» The task
Find each line with the string "метров" and copy it.

» Dataset entries
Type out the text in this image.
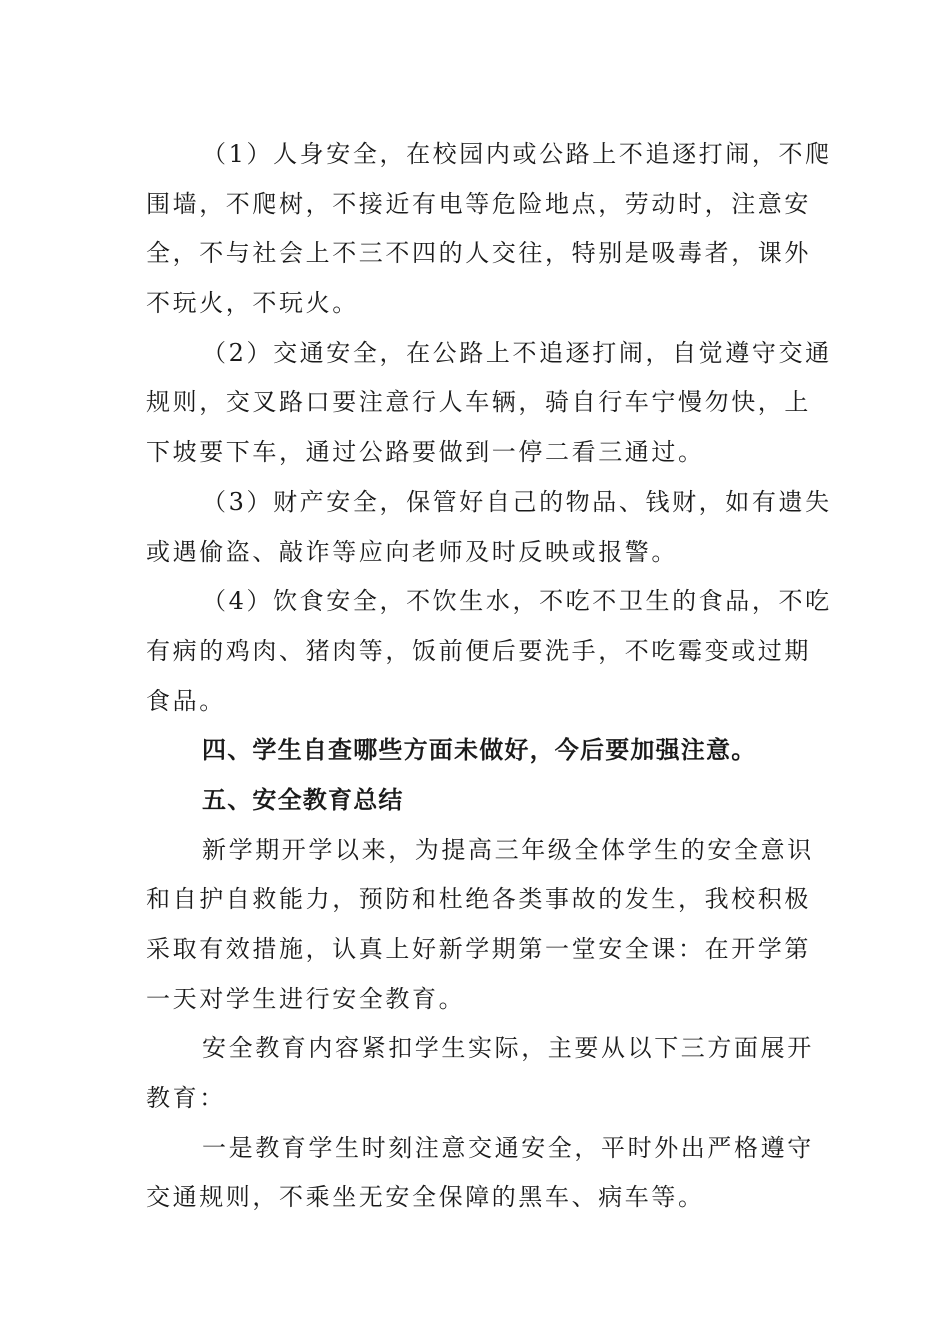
（1）人身安全，在校园内或公路上不追逐打闹，不爬
围墙，不爬树，不接近有电等危险地点，劳动时，注意安
全，不与社会上不三不四的人交往，特别是吸毒者，课外
不玩火，不玩火。
（2）交通安全，在公路上不追逐打闹，自觉遵守交通
规则，交叉路口要注意行人车辆，骑自行车宁慢勿快，上
下坡要下车，通过公路要做到一停二看三通过。
（3）财产安全，保管好自己的物品、钱财，如有遗失
或遇偷盗、敲诈等应向老师及时反映或报警。
（4）饮食安全，不饮生水，不吃不卫生的食品，不吃
有病的鸡肉、猪肉等，饭前便后要洗手，不吃霉变或过期
食品。
四、学生自查哪些方面未做好，今后要加强注意。
五、安全教育总结
新学期开学以来，为提高三年级全体学生的安全意识
和自护自救能力，预防和杜绝各类事故的发生，我校积极
采取有效措施，认真上好新学期第一堂安全课：在开学第
一天对学生进行安全教育。
安全教育内容紧扣学生实际，主要从以下三方面展开
教育：
一是教育学生时刻注意交通安全，平时外出严格遵守
交通规则，不乘坐无安全保障的黑车、病车等。
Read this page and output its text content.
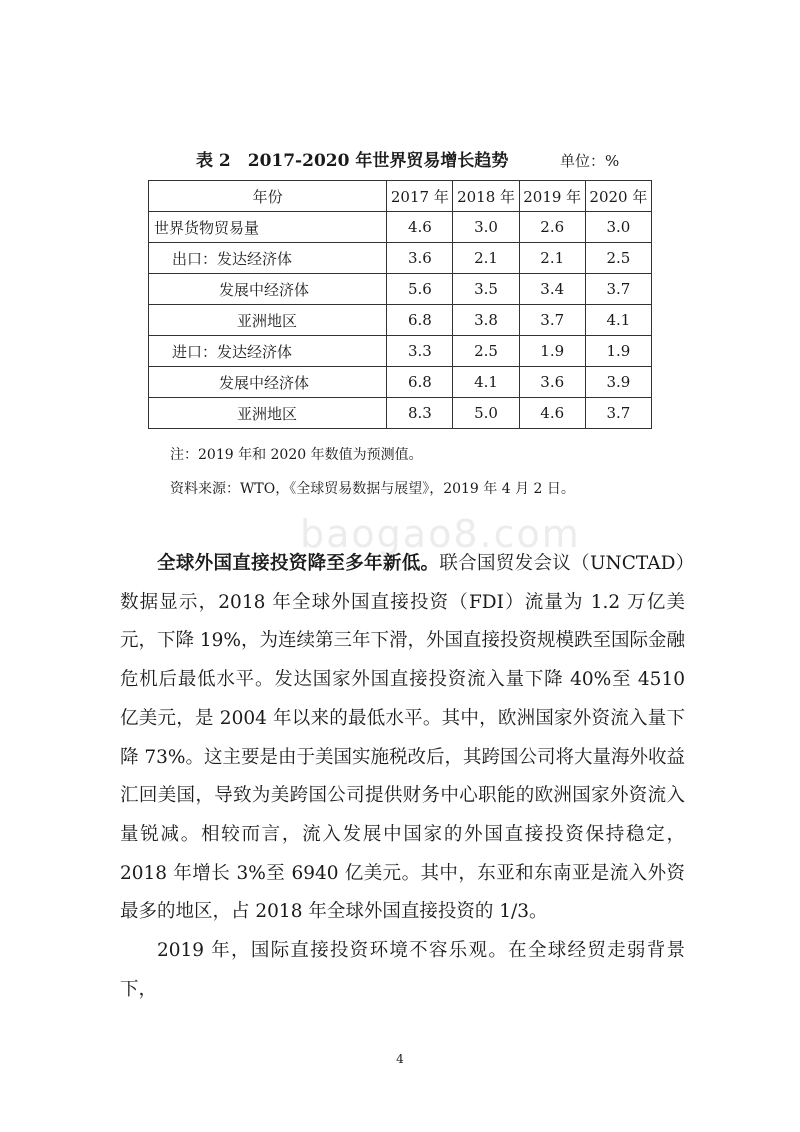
表 2　2017-2020 年世界贸易增长趋势	单位：%
年份	2017 年	2018 年	2019 年	2020 年
世界货物贸易量	4.6	3.0	2.6	3.0
出口：发达经济体	3.6	2.1	2.1	2.5
发展中经济体	5.6	3.5	3.4	3.7
亚洲地区	6.8	3.8	3.7	4.1
进口：发达经济体	3.3	2.5	1.9	1.9
发展中经济体	6.8	4.1	3.6	3.9
亚洲地区	8.3	5.0	4.6	3.7
注：2019 年和 2020 年数值为预测值。
资料来源：WTO，《全球贸易数据与展望》，2019 年 4 月 2 日。
baogao8.com

全球外国直接投资降至多年新低。联合国贸发会议（UNCTAD）数据显示，2018 年全球外国直接投资（FDI）流量为 1.2 万亿美元，下降 19%，为连续第三年下滑，外国直接投资规模跌至国际金融危机后最低水平。发达国家外国直接投资流入量下降 40%至 4510 亿美元，是 2004 年以来的最低水平。其中，欧洲国家外资流入量下降 73%。这主要是由于美国实施税改后，其跨国公司将大量海外收益汇回美国，导致为美跨国公司提供财务中心职能的欧洲国家外资流入量锐减。相较而言，流入发展中国家的外国直接投资保持稳定，2018 年增长 3%至 6940 亿美元。其中，东亚和东南亚是流入外资最多的地区，占 2018 年全球外国直接投资的 1/3。

2019 年，国际直接投资环境不容乐观。在全球经贸走弱背景下，

4
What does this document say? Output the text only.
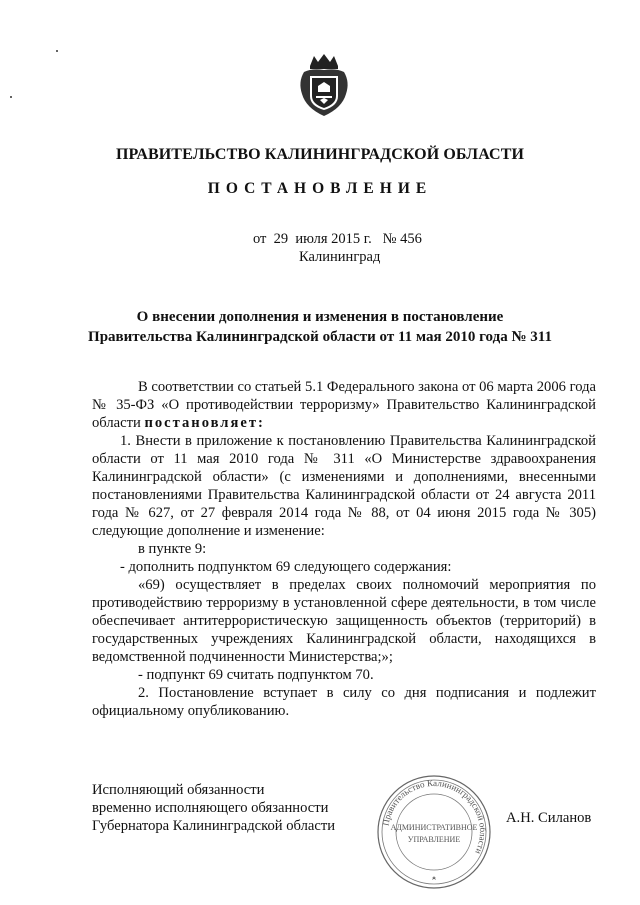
ПРАВИТЕЛЬСТВО КАЛИНИНГРАДСКОЙ ОБЛАСТИ
ПОСТАНОВЛЕНИЕ
от 29 июля 2015 г. № 456
Калининград
О внесении дополнения и изменения в постановление
Правительства Калининградской области от 11 мая 2010 года № 311

В соответствии со статьей 5.1 Федерального закона от 06 марта 2006 года № 35-ФЗ «О противодействии терроризму» Правительство Калининградской области постановляет:

1. Внести в приложение к постановлению Правительства Калининградской области от 11 мая 2010 года № 311 «О Министерстве здравоохранения Калининградской области» (с изменениями и дополнениями, внесенными постановлениями Правительства Калининградской области от 24 августа 2011 года № 627, от 27 февраля 2014 года № 88, от 04 июня 2015 года № 305) следующие дополнение и изменение:

в пункте 9:

- дополнить подпунктом 69 следующего содержания:

«69) осуществляет в пределах своих полномочий мероприятия по противодействию терроризму в установленной сфере деятельности, в том числе обеспечивает антитеррористическую защищенность объектов (территорий) в государственных учреждениях Калининградской области, находящихся в ведомственной подчиненности Министерства;»;

- подпункт 69 считать подпунктом 70.

2. Постановление вступает в силу со дня подписания и подлежит официальному опубликованию.

Исполняющий обязанности
временно исполняющего обязанности
Губернатора Калининградской области	Правительство Калининградской области
АДМИНИСТРАТИВНОЕ
УПРАВЛЕНИЕ
А.Н. Силанов
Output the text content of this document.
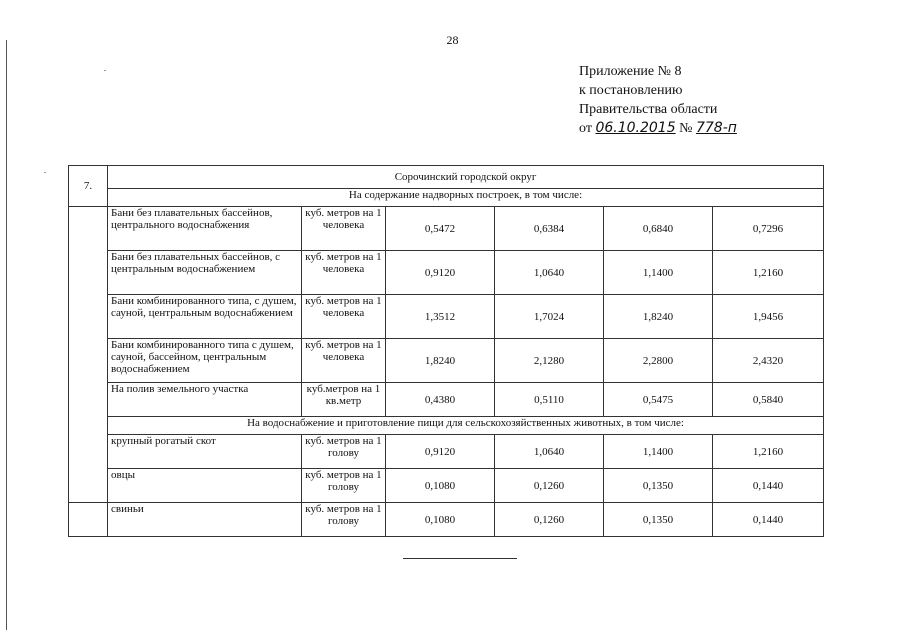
28
Приложение № 8
к постановлению
Правительства области
от 06.10.2015 № 778-п
7.	Сорочинский городской округ					
	На содержание надворных построек, в том числе:					
	Бани без плавательных бассейнов, центрального водоснабжения	куб. метров на 1 человека	0,5472	0,6384	0,6840	0,7296
	Бани без плавательных бассейнов, с центральным водоснабжением	куб. метров на 1 человека	0,9120	1,0640	1,1400	1,2160
	Бани комбинированного типа, с душем, сауной, центральным водоснабжением	куб. метров на 1 человека	1,3512	1,7024	1,8240	1,9456
	Бани комбинированного типа с душем, сауной, бассейном, центральным водоснабжением	куб. метров на 1 человека	1,8240	2,1280	2,2800	2,4320
	На полив земельного участка	куб.метров на 1 кв.метр	0,4380	0,5110	0,5475	0,5840
	На водоснабжение и приготовление пищи для сельскохозяйственных животных, в том числе:					
	крупный рогатый скот	куб. метров на 1 голову	0,9120	1,0640	1,1400	1,2160
	овцы	куб. метров на 1 голову	0,1080	0,1260	0,1350	0,1440
	свиньи	куб. метров на 1 голову	0,1080	0,1260	0,1350	0,1440
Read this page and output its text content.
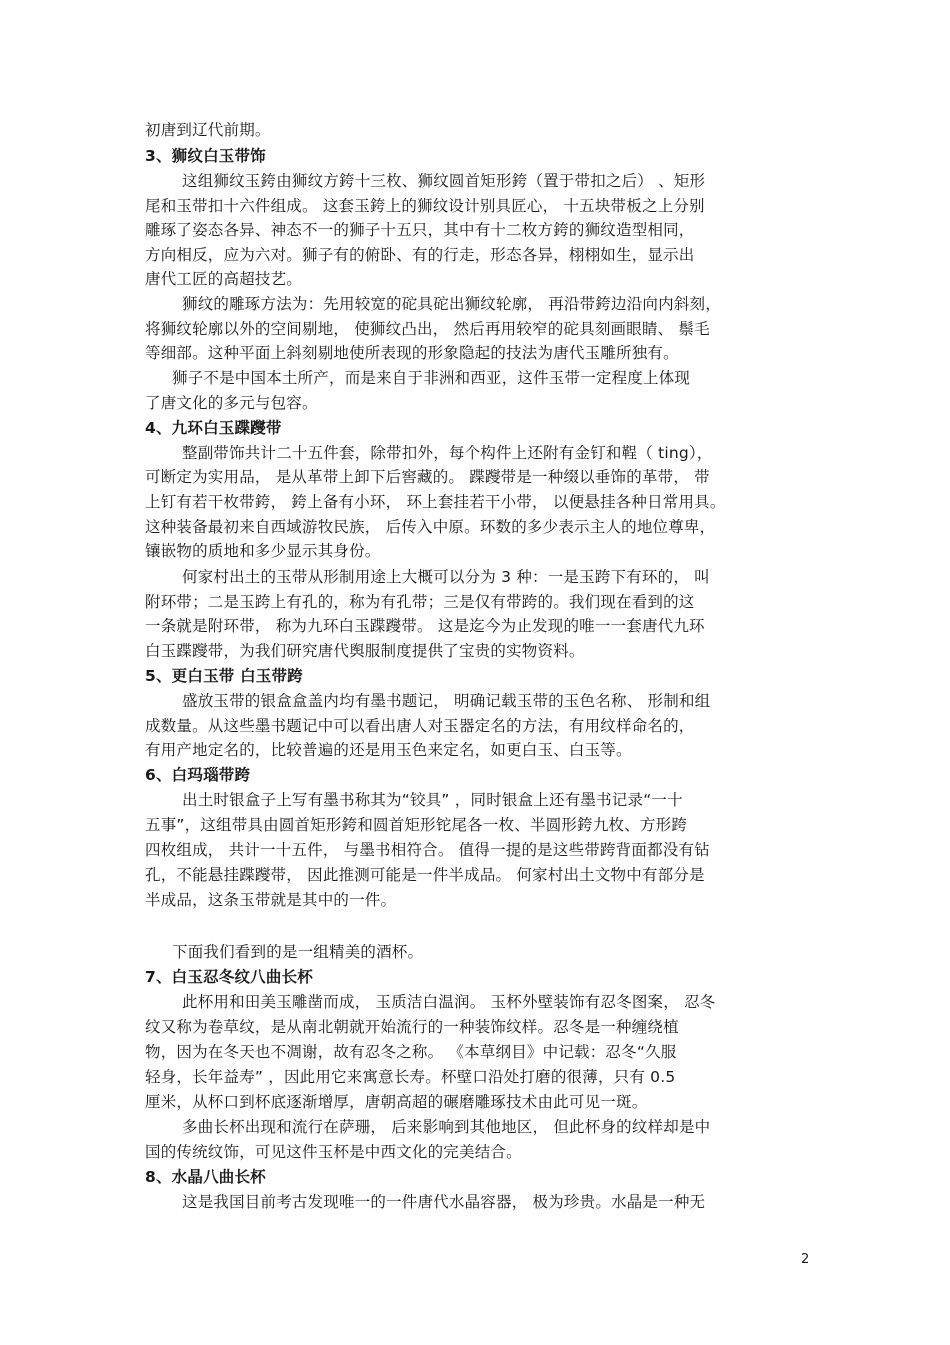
初唐到辽代前期。
3、狮纹白玉带饰
这组狮纹玉銙由狮纹方銙十三枚、狮纹圆首矩形銙（置于带扣之后） 、矩形
尾和玉带扣十六件组成。 这套玉銙上的狮纹设计别具匠心， 十五块带板之上分别
雕琢了姿态各异、神态不一的狮子十五只，其中有十二枚方銙的狮纹造型相同，
方向相反，应为六对。狮子有的俯卧、有的行走，形态各异，栩栩如生，显示出
唐代工匠的高超技艺。
狮纹的雕琢方法为：先用较宽的砣具砣出狮纹轮廓， 再沿带銙边沿向内斜刻，
将狮纹轮廓以外的空间剔地， 使狮纹凸出， 然后再用较窄的砣具刻画眼睛、 鬃毛
等细部。这种平面上斜刻剔地使所表现的形象隐起的技法为唐代玉雕所独有。
狮子不是中国本土所产，而是来自于非洲和西亚，这件玉带一定程度上体现
了唐文化的多元与包容。
4、九环白玉蹀躞带
整副带饰共计二十五件套，除带扣外，每个构件上还附有金钉和鞓（ ting），
可断定为实用品， 是从革带上卸下后窖藏的。 蹀躞带是一种缀以垂饰的革带， 带
上钉有若干枚带銙， 銙上备有小环， 环上套挂若干小带， 以便悬挂各种日常用具。
这种装备最初来自西域游牧民族， 后传入中原。环数的多少表示主人的地位尊卑，
镶嵌物的质地和多少显示其身份。
何家村出土的玉带从形制用途上大概可以分为 3 种：一是玉跨下有环的， 叫
附环带；二是玉跨上有孔的，称为有孔带；三是仅有带跨的。我们现在看到的这
一条就是附环带， 称为九环白玉蹀躞带。 这是迄今为止发现的唯一一套唐代九环
白玉蹀躞带，为我们研究唐代舆服制度提供了宝贵的实物资料。
5、更白玉带 白玉带跨
盛放玉带的银盒盒盖内均有墨书题记， 明确记载玉带的玉色名称、 形制和组
成数量。从这些墨书题记中可以看出唐人对玉器定名的方法，有用纹样命名的，
有用产地定名的，比较普遍的还是用玉色来定名，如更白玉、白玉等。
6、白玛瑙带跨
出土时银盒子上写有墨书称其为“铰具” ，同时银盒上还有墨书记录“一十
五事”，这组带具由圆首矩形銙和圆首矩形铊尾各一枚、半圆形銙九枚、方形跨
四枚组成， 共计一十五件， 与墨书相符合。 值得一提的是这些带跨背面都没有钻
孔，不能悬挂蹀躞带， 因此推测可能是一件半成品。 何家村出土文物中有部分是
半成品，这条玉带就是其中的一件。
下面我们看到的是一组精美的酒杯。
7、白玉忍冬纹八曲长杯
此杯用和田美玉雕凿而成， 玉质洁白温润。 玉杯外壁装饰有忍冬图案， 忍冬
纹又称为卷草纹，是从南北朝就开始流行的一种装饰纹样。忍冬是一种缠绕植
物，因为在冬天也不凋谢，故有忍冬之称。 《本草纲目》中记载：忍冬“久服
轻身，长年益寿” ，因此用它来寓意长寿。杯壁口沿处打磨的很薄，只有 0.5
厘米，从杯口到杯底逐渐增厚，唐朝高超的碾磨雕琢技术由此可见一斑。
多曲长杯出现和流行在萨珊， 后来影响到其他地区， 但此杯身的纹样却是中
国的传统纹饰，可见这件玉杯是中西文化的完美结合。
8、水晶八曲长杯
这是我国目前考古发现唯一的一件唐代水晶容器， 极为珍贵。水晶是一种无
2
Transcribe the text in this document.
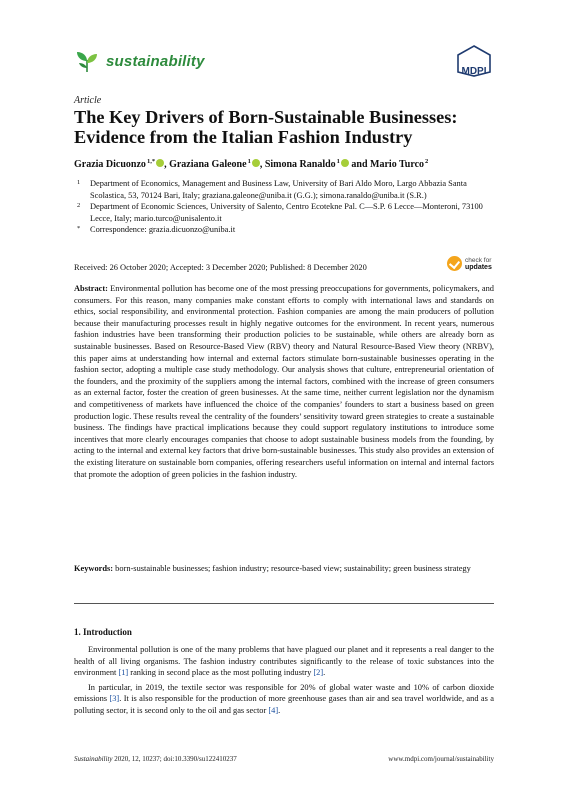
sustainability
MDPI
Article
The Key Drivers of Born-Sustainable Businesses: Evidence from the Italian Fashion Industry
Grazia Dicuonzo$^{1,*}$ , Graziana Galeone$^1$ , Simona Ranaldo$^1$ and Mario Turco$^2$
1 Department of Economics, Management and Business Law, University of Bari Aldo Moro, Largo Abbazia Santa Scolastica, 53, 70124 Bari, Italy; graziana.galeone@uniba.it (G.G.); simona.ranaldo@uniba.it (S.R.)
2 Department of Economic Sciences, University of Salento, Centro Ecotekne Pal. C—S.P. 6 Lecce—Monteroni, 73100 Lecce, Italy; mario.turco@unisalento.it
* Correspondence: grazia.dicuonzo@uniba.it
Received: 26 October 2020; Accepted: 3 December 2020; Published: 8 December 2020
check for
updates
Abstract: Environmental pollution has become one of the most pressing preoccupations for governments, policymakers, and consumers. For this reason, many companies make constant efforts to comply with international laws and standards on ethics, social responsibility, and environmental protection. Fashion companies are among the main producers of pollution because their manufacturing processes result in highly negative outcomes for the environment. In recent years, numerous fashion industries have been transforming their production policies to be sustainable, while others are already born as sustainable businesses. Based on Resource-Based View (RBV) theory and Natural Resource-Based View theory (NRBV), this paper aims at understanding how internal and external factors stimulate born-sustainable businesses operating in the fashion sector, adopting a multiple case study methodology. Our analysis shows that culture, entrepreneurial orientation of the founders, and the proximity of the suppliers among the internal factors, combined with the increase of green consumers as an external factor, foster the creation of green businesses. At the same time, neither current legislation nor the dynamism and competitiveness of markets have influenced the choice of the companies’ founders to start a business based on green production logic. These results reveal the centrality of the founders’ sensitivity toward green strategies to create a sustainable business. The findings have practical implications because they could support regulatory institutions to introduce some incentives that more clearly encourages companies that choose to adopt sustainable business models from the founding, by acting to the internal and external key factors that drive born-sustainable businesses. This study also provides an extension of the existing literature on sustainable born companies, offering researchers useful information on internal and internal factors that promote the adoption of green policies in the fashion industry.
Keywords: born-sustainable businesses; fashion industry; resource-based view; sustainability; green business strategy
1. Introduction

Environmental pollution is one of the many problems that have plagued our planet and it represents a real danger to the health of all living organisms. The fashion industry contributes significantly to the release of toxic substances into the environment [1] ranking in second place as the most polluting industry [2].

In particular, in 2019, the textile sector was responsible for 20% of global water waste and 10% of carbon dioxide emissions [3]. It is also responsible for the production of more greenhouse gases than air and sea travel worldwide, and as a polluting sector, it is second only to the oil and gas sector [4].

Sustainability 2020, 12, 10237; doi:10.3390/su122410237	www.mdpi.com/journal/sustainability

» Exercise response
	Бани без плавательных бассейнов, центрального водоснабжения	куб. метров на 1 человека	0,5472	0,6384	0,6840	0,7296
	Бани без плавательных бассейнов, с центральным водоснабжением	куб. метров на 1 человека	0,9120	1,0640	1,1400	1,2160
	Бани комбинированного типа, с душем, сауной, центральным водоснабжением	куб. метров на 1 человека	1,3512	1,7024	1,8240	1,9456
	Бани комбинированного типа с душем, сауной, бассейном, центральным водоснабжением	куб. метров на 1 человека	1,8240	2,1280	2,2800	2,4320
	На полив земельного участка	куб.метров на 1 кв.метр	0,4380	0,5110	0,5475	0,5840
	крупный рогатый скот	куб. метров на 1 голову	0,9120	1,0640	1,1400	1,2160
	овцы	куб. метров на 1 голову	0,1080	0,1260	0,1350	0,1440
	свиньи	куб. метров на 1 голову	0,1080	0,1260	0,1350	0,1440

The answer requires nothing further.